_Written exercise_
Look through the lines below and extract each one that contains "title".
BEGIN Available records
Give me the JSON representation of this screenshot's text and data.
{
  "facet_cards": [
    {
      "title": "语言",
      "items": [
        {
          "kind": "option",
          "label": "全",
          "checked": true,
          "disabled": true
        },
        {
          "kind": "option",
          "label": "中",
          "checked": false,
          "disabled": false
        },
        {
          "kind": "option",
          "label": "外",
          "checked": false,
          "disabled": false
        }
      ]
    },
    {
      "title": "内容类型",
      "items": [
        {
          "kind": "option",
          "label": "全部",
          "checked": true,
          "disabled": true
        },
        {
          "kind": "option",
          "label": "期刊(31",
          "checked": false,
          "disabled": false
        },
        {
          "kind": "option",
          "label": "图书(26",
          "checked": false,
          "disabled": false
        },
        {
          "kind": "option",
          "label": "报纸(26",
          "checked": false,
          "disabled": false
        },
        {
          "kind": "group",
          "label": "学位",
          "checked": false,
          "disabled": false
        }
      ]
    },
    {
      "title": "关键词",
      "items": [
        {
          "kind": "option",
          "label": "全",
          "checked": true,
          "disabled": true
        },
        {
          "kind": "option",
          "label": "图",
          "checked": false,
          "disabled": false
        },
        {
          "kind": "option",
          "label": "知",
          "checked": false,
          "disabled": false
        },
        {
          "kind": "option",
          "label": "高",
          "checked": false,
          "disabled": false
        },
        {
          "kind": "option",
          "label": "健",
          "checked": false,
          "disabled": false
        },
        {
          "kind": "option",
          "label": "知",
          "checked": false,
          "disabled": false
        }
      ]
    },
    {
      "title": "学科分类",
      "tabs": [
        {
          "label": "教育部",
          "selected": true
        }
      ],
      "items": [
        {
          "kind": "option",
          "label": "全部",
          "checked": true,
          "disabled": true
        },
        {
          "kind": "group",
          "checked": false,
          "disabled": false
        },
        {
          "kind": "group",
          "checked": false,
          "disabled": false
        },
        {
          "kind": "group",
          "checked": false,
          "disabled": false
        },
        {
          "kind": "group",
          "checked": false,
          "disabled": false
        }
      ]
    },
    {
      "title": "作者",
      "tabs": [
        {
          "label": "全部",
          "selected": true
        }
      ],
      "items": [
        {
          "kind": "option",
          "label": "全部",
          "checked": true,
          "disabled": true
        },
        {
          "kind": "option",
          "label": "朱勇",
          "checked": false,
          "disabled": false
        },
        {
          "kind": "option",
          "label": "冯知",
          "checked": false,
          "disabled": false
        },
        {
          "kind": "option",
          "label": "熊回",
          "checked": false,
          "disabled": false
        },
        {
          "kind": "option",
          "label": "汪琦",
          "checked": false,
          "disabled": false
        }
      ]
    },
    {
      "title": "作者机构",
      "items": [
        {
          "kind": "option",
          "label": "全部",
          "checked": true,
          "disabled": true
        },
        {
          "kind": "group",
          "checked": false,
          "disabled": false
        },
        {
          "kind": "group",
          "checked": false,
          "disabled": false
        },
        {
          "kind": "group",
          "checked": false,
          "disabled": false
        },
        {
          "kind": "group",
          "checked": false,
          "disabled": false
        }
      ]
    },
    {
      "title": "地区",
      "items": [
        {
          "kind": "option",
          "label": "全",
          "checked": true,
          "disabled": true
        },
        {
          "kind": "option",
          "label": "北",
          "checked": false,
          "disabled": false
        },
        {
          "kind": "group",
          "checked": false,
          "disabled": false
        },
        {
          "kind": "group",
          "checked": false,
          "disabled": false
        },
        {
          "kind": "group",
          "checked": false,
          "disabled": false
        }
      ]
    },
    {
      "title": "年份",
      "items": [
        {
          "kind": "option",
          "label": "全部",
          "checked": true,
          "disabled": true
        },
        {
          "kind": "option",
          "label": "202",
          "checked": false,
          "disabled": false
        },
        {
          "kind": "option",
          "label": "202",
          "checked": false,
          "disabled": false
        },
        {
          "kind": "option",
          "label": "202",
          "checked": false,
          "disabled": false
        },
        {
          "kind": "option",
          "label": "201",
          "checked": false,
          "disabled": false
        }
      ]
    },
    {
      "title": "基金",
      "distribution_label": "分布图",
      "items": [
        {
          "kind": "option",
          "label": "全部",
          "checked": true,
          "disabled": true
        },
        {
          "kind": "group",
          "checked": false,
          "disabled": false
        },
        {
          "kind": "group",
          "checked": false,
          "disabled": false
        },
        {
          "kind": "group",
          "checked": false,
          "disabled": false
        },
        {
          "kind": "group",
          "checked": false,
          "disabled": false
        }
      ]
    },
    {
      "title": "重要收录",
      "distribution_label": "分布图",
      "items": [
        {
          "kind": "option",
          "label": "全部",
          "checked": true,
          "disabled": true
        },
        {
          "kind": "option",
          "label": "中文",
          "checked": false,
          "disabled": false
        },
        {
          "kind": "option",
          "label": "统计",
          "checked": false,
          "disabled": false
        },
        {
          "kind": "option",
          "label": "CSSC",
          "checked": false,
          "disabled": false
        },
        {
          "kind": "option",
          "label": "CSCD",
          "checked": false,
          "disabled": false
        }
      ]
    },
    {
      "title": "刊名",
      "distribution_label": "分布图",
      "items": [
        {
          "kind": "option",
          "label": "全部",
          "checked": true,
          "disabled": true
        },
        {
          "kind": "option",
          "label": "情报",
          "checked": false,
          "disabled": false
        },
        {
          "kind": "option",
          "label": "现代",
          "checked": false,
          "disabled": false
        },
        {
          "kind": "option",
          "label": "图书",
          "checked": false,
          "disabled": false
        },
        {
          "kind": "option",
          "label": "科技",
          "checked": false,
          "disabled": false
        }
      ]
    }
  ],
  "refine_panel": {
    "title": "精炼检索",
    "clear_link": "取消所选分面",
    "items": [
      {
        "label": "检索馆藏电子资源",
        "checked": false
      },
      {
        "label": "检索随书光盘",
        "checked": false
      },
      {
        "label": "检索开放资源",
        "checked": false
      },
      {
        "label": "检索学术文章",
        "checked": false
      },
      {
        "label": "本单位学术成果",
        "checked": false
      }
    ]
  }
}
END Available records
_Result of this task_
      "title": "语言",
      "title": "内容类型",
      "title": "关键词",
      "title": "学科分类",
      "title": "作者",
      "title": "作者机构",
      "title": "地区",
      "title": "年份",
      "title": "基金",
      "title": "重要收录",
      "title": "刊名",
    "title": "精炼检索",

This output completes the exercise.